Structured figure records —
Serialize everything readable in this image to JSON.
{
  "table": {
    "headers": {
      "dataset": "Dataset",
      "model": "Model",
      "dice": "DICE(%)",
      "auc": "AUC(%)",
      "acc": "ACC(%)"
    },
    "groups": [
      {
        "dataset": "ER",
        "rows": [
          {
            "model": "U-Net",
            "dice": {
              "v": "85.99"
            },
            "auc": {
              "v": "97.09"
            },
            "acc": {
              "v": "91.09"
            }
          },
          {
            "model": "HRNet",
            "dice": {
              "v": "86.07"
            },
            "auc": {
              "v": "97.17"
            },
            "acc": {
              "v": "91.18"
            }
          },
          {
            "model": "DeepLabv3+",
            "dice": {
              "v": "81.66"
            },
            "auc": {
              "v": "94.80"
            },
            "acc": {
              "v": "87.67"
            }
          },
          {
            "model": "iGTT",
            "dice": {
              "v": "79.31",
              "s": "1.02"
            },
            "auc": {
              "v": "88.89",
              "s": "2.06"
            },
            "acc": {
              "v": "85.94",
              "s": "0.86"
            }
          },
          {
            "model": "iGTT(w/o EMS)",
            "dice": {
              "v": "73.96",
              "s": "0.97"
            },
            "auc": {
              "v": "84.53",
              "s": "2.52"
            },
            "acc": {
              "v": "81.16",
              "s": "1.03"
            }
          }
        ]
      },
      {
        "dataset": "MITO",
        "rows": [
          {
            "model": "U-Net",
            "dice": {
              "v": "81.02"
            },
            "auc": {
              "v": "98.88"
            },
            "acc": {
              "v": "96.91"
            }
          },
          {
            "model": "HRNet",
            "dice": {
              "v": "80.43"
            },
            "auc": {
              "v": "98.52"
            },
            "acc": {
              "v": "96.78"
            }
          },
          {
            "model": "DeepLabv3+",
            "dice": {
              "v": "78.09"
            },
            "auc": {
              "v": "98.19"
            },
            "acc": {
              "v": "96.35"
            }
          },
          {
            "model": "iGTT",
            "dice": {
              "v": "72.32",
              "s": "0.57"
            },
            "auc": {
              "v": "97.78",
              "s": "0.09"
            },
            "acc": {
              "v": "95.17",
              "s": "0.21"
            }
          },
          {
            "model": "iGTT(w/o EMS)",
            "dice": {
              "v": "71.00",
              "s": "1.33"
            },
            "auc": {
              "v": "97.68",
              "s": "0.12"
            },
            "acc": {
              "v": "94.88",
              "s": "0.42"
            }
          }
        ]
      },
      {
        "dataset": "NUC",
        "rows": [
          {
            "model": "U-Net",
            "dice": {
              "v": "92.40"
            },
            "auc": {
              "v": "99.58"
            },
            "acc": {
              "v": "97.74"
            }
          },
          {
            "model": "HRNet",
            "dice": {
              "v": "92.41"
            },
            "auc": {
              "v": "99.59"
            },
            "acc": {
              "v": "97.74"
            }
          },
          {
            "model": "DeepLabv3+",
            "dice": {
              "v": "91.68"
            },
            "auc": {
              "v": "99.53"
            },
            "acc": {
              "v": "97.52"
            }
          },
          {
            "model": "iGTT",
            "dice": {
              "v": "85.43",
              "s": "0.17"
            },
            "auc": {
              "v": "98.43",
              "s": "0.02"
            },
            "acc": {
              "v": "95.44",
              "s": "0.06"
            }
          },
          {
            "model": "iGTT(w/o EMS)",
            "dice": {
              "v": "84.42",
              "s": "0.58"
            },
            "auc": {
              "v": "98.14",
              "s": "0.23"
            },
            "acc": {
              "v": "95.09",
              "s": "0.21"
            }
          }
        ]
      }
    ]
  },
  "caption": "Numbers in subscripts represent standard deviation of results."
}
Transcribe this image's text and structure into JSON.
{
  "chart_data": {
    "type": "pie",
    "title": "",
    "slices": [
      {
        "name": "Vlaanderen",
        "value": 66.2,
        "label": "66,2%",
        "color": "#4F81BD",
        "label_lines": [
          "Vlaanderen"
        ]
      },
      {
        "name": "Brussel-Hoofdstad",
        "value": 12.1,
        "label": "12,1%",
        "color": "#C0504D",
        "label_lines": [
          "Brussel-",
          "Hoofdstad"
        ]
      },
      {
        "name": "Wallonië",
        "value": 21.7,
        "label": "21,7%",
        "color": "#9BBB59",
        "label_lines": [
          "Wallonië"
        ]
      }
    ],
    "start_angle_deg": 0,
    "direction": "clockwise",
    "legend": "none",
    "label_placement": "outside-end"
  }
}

WHAT NEEDS TO BE DONE — Return exactly, and only, the line containing "Transcribe this image's" and every line after it through the end of the material.

FINAL ANSWER —
Transcribe this image's text and structure into JSON.
{
  "chart_data": {
    "type": "pie",
    "title": "",
    "slices": [
      {
        "name": "Vlaanderen",
        "value": 66.2,
        "label": "66,2%",
        "color": "#4F81BD",
        "label_lines": [
          "Vlaanderen"
        ]
      },
      {
        "name": "Brussel-Hoofdstad",
        "value": 12.1,
        "label": "12,1%",
        "color": "#C0504D",
        "label_lines": [
          "Brussel-",
          "Hoofdstad"
        ]
      },
      {
        "name": "Wallonië",
        "value": 21.7,
        "label": "21,7%",
        "color": "#9BBB59",
        "label_lines": [
          "Wallonië"
        ]
      }
    ],
    "start_angle_deg": 0,
    "direction": "clockwise",
    "legend": "none",
    "label_placement": "outside-end"
  }
}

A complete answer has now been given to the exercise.